::: ENTRIES

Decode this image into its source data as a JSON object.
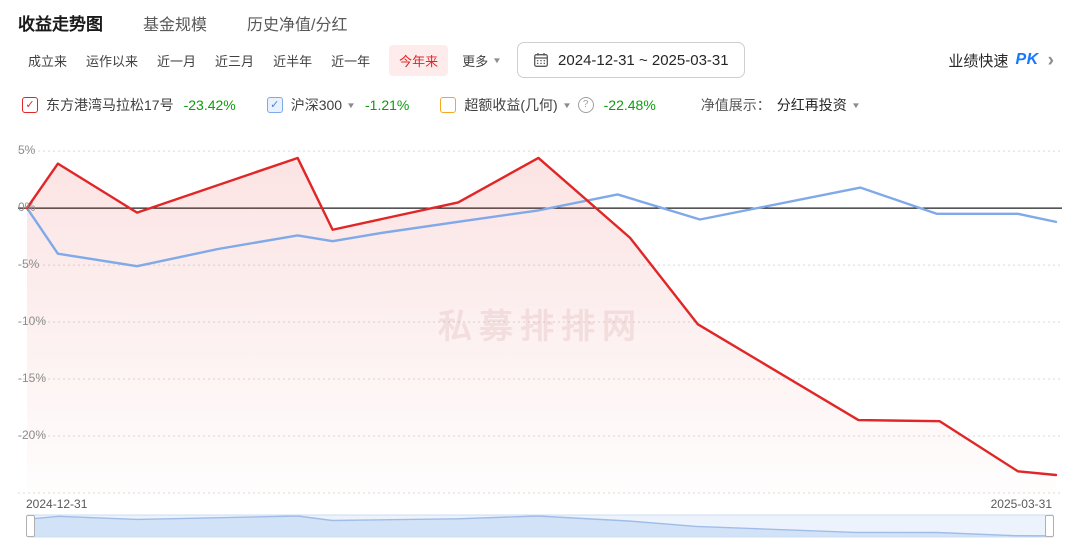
{
  "header": {
    "tabs": [
      {
        "label": "收益走势图",
        "active": true
      },
      {
        "label": "基金规模",
        "active": false
      },
      {
        "label": "历史净值/分红",
        "active": false
      }
    ]
  },
  "toolbar": {
    "periods": [
      {
        "label": "成立来",
        "active": false
      },
      {
        "label": "运作以来",
        "active": false
      },
      {
        "label": "近一月",
        "active": false
      },
      {
        "label": "近三月",
        "active": false
      },
      {
        "label": "近半年",
        "active": false
      },
      {
        "label": "近一年",
        "active": false
      },
      {
        "label": "今年来",
        "active": true
      }
    ],
    "more_label": "更多",
    "date_range": "2024-12-31 ~ 2025-03-31",
    "pk_prefix": "业绩快速",
    "pk_label": "PK",
    "pk_arrow": "›"
  },
  "legend": {
    "items": [
      {
        "label": "东方港湾马拉松17号",
        "value": "-23.42%",
        "checked": true,
        "color": "#e02626",
        "has_dropdown": false,
        "has_help": false
      },
      {
        "label": "沪深300",
        "value": "-1.21%",
        "checked": true,
        "color": "#7fa9e8",
        "has_dropdown": true,
        "has_help": false
      },
      {
        "label": "超额收益(几何)",
        "value": "-22.48%",
        "checked": false,
        "color": "#f5a623",
        "has_dropdown": true,
        "has_help": true
      }
    ],
    "value_color": "#0b9e0b",
    "nav_display_label": "净值展示：",
    "nav_display_value": "分红再投资"
  },
  "watermark": "私募排排网",
  "chart_data": {
    "type": "line",
    "x_axis": {
      "start_label": "2024-12-31",
      "end_label": "2025-03-31"
    },
    "y_ticks": [
      {
        "label": "5%",
        "value": 5
      },
      {
        "label": "0%",
        "value": 0
      },
      {
        "label": "-5%",
        "value": -5
      },
      {
        "label": "-10%",
        "value": -10
      },
      {
        "label": "-15%",
        "value": -15
      },
      {
        "label": "-20%",
        "value": -20
      }
    ],
    "ylim": [
      -25,
      5.8
    ],
    "grid": "dashed horizontal, solid black zero line",
    "legend_position": "top",
    "point_x_format": "fraction of date range 2024-12-31 to 2025-03-31",
    "point_y_format": "cumulative return percent",
    "series": [
      {
        "name": "东方港湾马拉松17号",
        "color": "#e02626",
        "final_value_pct": -23.42,
        "area": true,
        "points": [
          [
            0,
            0
          ],
          [
            0.03,
            3.9
          ],
          [
            0.107,
            -0.4
          ],
          [
            0.263,
            4.4
          ],
          [
            0.297,
            -1.9
          ],
          [
            0.419,
            0.5
          ],
          [
            0.497,
            4.4
          ],
          [
            0.586,
            -2.6
          ],
          [
            0.652,
            -10.2
          ],
          [
            0.808,
            -18.6
          ],
          [
            0.887,
            -18.7
          ],
          [
            0.963,
            -23.1
          ],
          [
            1,
            -23.42
          ]
        ]
      },
      {
        "name": "沪深300",
        "color": "#7fa9e8",
        "final_value_pct": -1.21,
        "area": false,
        "points": [
          [
            0,
            0
          ],
          [
            0.03,
            -4
          ],
          [
            0.107,
            -5.1
          ],
          [
            0.185,
            -3.6
          ],
          [
            0.263,
            -2.4
          ],
          [
            0.297,
            -2.9
          ],
          [
            0.343,
            -2.2
          ],
          [
            0.419,
            -1.2
          ],
          [
            0.497,
            -0.2
          ],
          [
            0.574,
            1.2
          ],
          [
            0.654,
            -1
          ],
          [
            0.81,
            1.8
          ],
          [
            0.884,
            -0.5
          ],
          [
            0.963,
            -0.5
          ],
          [
            1,
            -1.21
          ]
        ]
      }
    ]
  }
}
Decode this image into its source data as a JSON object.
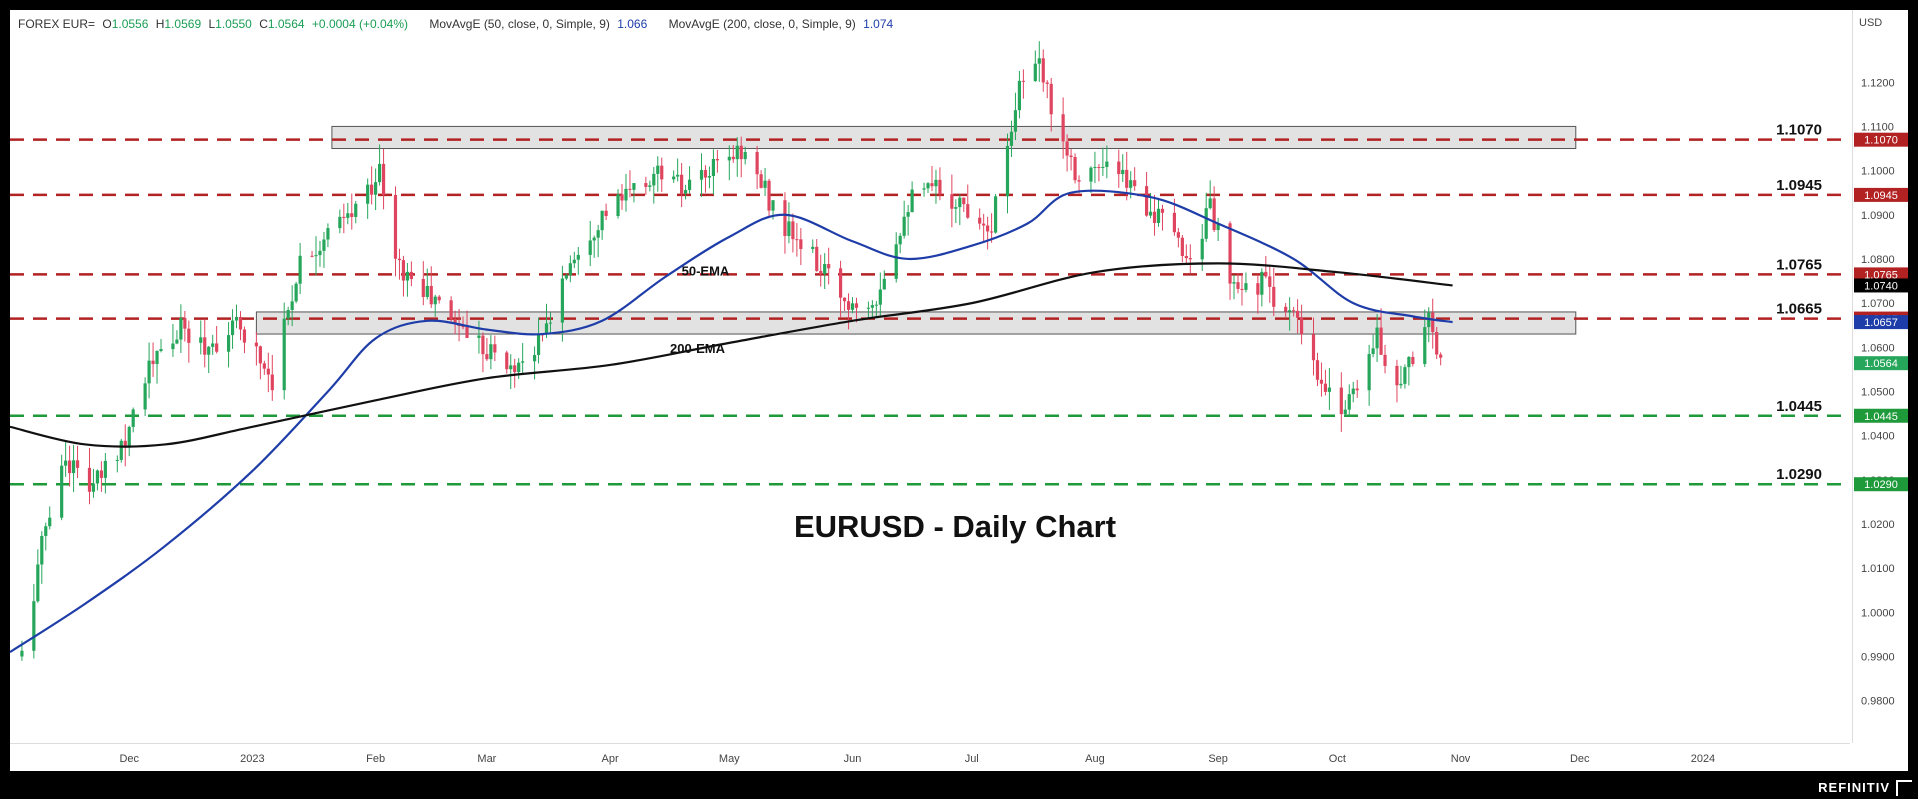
{
  "header": {
    "symbol": "FOREX EUR=",
    "o_label": "O",
    "o_value": "1.0556",
    "h_label": "H",
    "h_value": "1.0569",
    "l_label": "L",
    "l_value": "1.0550",
    "c_label": "C",
    "c_value": "1.0564",
    "change": "+0.0004 (+0.04%)",
    "ma50_label": "MovAvgE (50, close, 0, Simple, 9)",
    "ma50_value": "1.066",
    "ma200_label": "MovAvgE (200, close, 0, Simple, 9)",
    "ma200_value": "1.074"
  },
  "axis_unit": "USD",
  "brand": "REFINITIV",
  "colors": {
    "up": "#26a65b",
    "down": "#e0455f",
    "resistance": "#b22222",
    "support": "#1f9a3a",
    "ema50": "#1e3da8",
    "ema200": "#111111",
    "zone": "#d8d8d8"
  },
  "chart_data": {
    "type": "line",
    "title": "EURUSD - Daily Chart",
    "ylim": [
      0.972,
      1.135
    ],
    "y_ticks": [
      "1.1200",
      "1.1100",
      "1.1000",
      "1.0900",
      "1.0800",
      "1.0700",
      "1.0600",
      "1.0500",
      "1.0400",
      "1.0300",
      "1.0200",
      "1.0100",
      "1.0000",
      "0.9900",
      "0.9800"
    ],
    "x_ticks": [
      "Dec",
      "2023",
      "Feb",
      "Mar",
      "Apr",
      "May",
      "Jun",
      "Jul",
      "Aug",
      "Sep",
      "Oct",
      "Nov",
      "Dec",
      "2024"
    ],
    "x_tick_dates": [
      "2022-12-01",
      "2023-01-01",
      "2023-02-01",
      "2023-03-01",
      "2023-04-01",
      "2023-05-01",
      "2023-06-01",
      "2023-07-01",
      "2023-08-01",
      "2023-09-01",
      "2023-10-01",
      "2023-11-01",
      "2023-12-01",
      "2024-01-01"
    ],
    "xlim": [
      "2022-11-01",
      "2024-02-07"
    ],
    "levels": [
      {
        "label": "1.1070",
        "value": 1.107,
        "kind": "resistance"
      },
      {
        "label": "1.0945",
        "value": 1.0945,
        "kind": "resistance"
      },
      {
        "label": "1.0765",
        "value": 1.0765,
        "kind": "resistance"
      },
      {
        "label": "1.0665",
        "value": 1.0665,
        "kind": "resistance"
      },
      {
        "label": "1.0445",
        "value": 1.0445,
        "kind": "support"
      },
      {
        "label": "1.0290",
        "value": 1.029,
        "kind": "support"
      }
    ],
    "zones": [
      {
        "start": "2023-01-02",
        "end": "2023-11-30",
        "y0": 1.063,
        "y1": 1.068
      },
      {
        "start": "2023-01-21",
        "end": "2023-11-30",
        "y0": 1.105,
        "y1": 1.11
      }
    ],
    "price_tags": [
      {
        "label": "1.1070",
        "value": 1.107,
        "color": "#b22222"
      },
      {
        "label": "1.0945",
        "value": 1.0945,
        "color": "#b22222"
      },
      {
        "label": "1.0765",
        "value": 1.0765,
        "color": "#b22222"
      },
      {
        "label": "1.0740",
        "value": 1.074,
        "color": "#000000"
      },
      {
        "label": "1.0665",
        "value": 1.0665,
        "color": "#b22222"
      },
      {
        "label": "1.0657",
        "value": 1.0657,
        "color": "#1e3da8"
      },
      {
        "label": "1.0564",
        "value": 1.0564,
        "color": "#26a65b"
      },
      {
        "label": "1.0445",
        "value": 1.0445,
        "color": "#1f9a3a"
      },
      {
        "label": "1.0290",
        "value": 1.029,
        "color": "#1f9a3a"
      }
    ],
    "annotations": [
      {
        "text": "50-EMA",
        "date": "2023-04-25",
        "value": 1.0762
      },
      {
        "text": "200-EMA",
        "date": "2023-04-23",
        "value": 1.0587
      }
    ],
    "price_anchors": [
      [
        "2022-11-04",
        0.99
      ],
      [
        "2022-11-10",
        1.02
      ],
      [
        "2022-11-15",
        1.035
      ],
      [
        "2022-11-22",
        1.028
      ],
      [
        "2022-11-30",
        1.04
      ],
      [
        "2022-12-05",
        1.054
      ],
      [
        "2022-12-14",
        1.064
      ],
      [
        "2022-12-20",
        1.06
      ],
      [
        "2022-12-29",
        1.065
      ],
      [
        "2023-01-06",
        1.053
      ],
      [
        "2023-01-13",
        1.08
      ],
      [
        "2023-01-26",
        1.09
      ],
      [
        "2023-02-02",
        1.1
      ],
      [
        "2023-02-06",
        1.079
      ],
      [
        "2023-02-14",
        1.072
      ],
      [
        "2023-02-21",
        1.066
      ],
      [
        "2023-03-01",
        1.06
      ],
      [
        "2023-03-07",
        1.055
      ],
      [
        "2023-03-15",
        1.062
      ],
      [
        "2023-03-22",
        1.08
      ],
      [
        "2023-03-30",
        1.09
      ],
      [
        "2023-04-14",
        1.1
      ],
      [
        "2023-04-20",
        1.095
      ],
      [
        "2023-05-04",
        1.105
      ],
      [
        "2023-05-15",
        1.087
      ],
      [
        "2023-05-22",
        1.08
      ],
      [
        "2023-05-31",
        1.07
      ],
      [
        "2023-06-07",
        1.072
      ],
      [
        "2023-06-15",
        1.093
      ],
      [
        "2023-06-22",
        1.096
      ],
      [
        "2023-07-06",
        1.088
      ],
      [
        "2023-07-13",
        1.12
      ],
      [
        "2023-07-18",
        1.123
      ],
      [
        "2023-07-27",
        1.1
      ],
      [
        "2023-08-04",
        1.1
      ],
      [
        "2023-08-10",
        1.097
      ],
      [
        "2023-08-18",
        1.088
      ],
      [
        "2023-08-25",
        1.08
      ],
      [
        "2023-08-30",
        1.092
      ],
      [
        "2023-09-05",
        1.072
      ],
      [
        "2023-09-12",
        1.075
      ],
      [
        "2023-09-21",
        1.065
      ],
      [
        "2023-09-27",
        1.05
      ],
      [
        "2023-10-03",
        1.047
      ],
      [
        "2023-10-11",
        1.062
      ],
      [
        "2023-10-16",
        1.052
      ],
      [
        "2023-10-20",
        1.058
      ],
      [
        "2023-10-24",
        1.068
      ],
      [
        "2023-10-26",
        1.056
      ],
      [
        "2023-10-28",
        1.0564
      ]
    ],
    "series": [
      {
        "name": "50-EMA",
        "color": "#1e3da8",
        "points": [
          [
            "2022-11-01",
            0.991
          ],
          [
            "2022-11-20",
            1.002
          ],
          [
            "2022-12-10",
            1.015
          ],
          [
            "2023-01-01",
            1.032
          ],
          [
            "2023-01-20",
            1.05
          ],
          [
            "2023-02-01",
            1.062
          ],
          [
            "2023-02-14",
            1.066
          ],
          [
            "2023-03-01",
            1.064
          ],
          [
            "2023-03-15",
            1.063
          ],
          [
            "2023-03-30",
            1.066
          ],
          [
            "2023-04-15",
            1.076
          ],
          [
            "2023-05-01",
            1.085
          ],
          [
            "2023-05-15",
            1.09
          ],
          [
            "2023-06-01",
            1.084
          ],
          [
            "2023-06-15",
            1.08
          ],
          [
            "2023-07-01",
            1.083
          ],
          [
            "2023-07-15",
            1.088
          ],
          [
            "2023-07-26",
            1.095
          ],
          [
            "2023-08-15",
            1.094
          ],
          [
            "2023-09-01",
            1.088
          ],
          [
            "2023-09-20",
            1.08
          ],
          [
            "2023-10-05",
            1.07
          ],
          [
            "2023-10-20",
            1.067
          ],
          [
            "2023-10-30",
            1.0657
          ]
        ]
      },
      {
        "name": "200-EMA",
        "color": "#111111",
        "points": [
          [
            "2022-11-01",
            1.042
          ],
          [
            "2022-11-20",
            1.038
          ],
          [
            "2022-12-10",
            1.038
          ],
          [
            "2023-01-01",
            1.042
          ],
          [
            "2023-02-01",
            1.048
          ],
          [
            "2023-03-01",
            1.053
          ],
          [
            "2023-04-01",
            1.056
          ],
          [
            "2023-05-01",
            1.061
          ],
          [
            "2023-06-01",
            1.066
          ],
          [
            "2023-07-01",
            1.07
          ],
          [
            "2023-08-01",
            1.077
          ],
          [
            "2023-09-01",
            1.079
          ],
          [
            "2023-10-01",
            1.077
          ],
          [
            "2023-10-30",
            1.074
          ]
        ]
      }
    ]
  }
}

::::::

» YOUR GOAL
Using the listing above, show each line holding the string "close".

» ANSWER FOR THIS EXERCISE
    "ma50_label": "MovAvgE (50, close, 0, Simple, 9)",
    "ma200_label": "MovAvgE (200, close, 0, Simple, 9)",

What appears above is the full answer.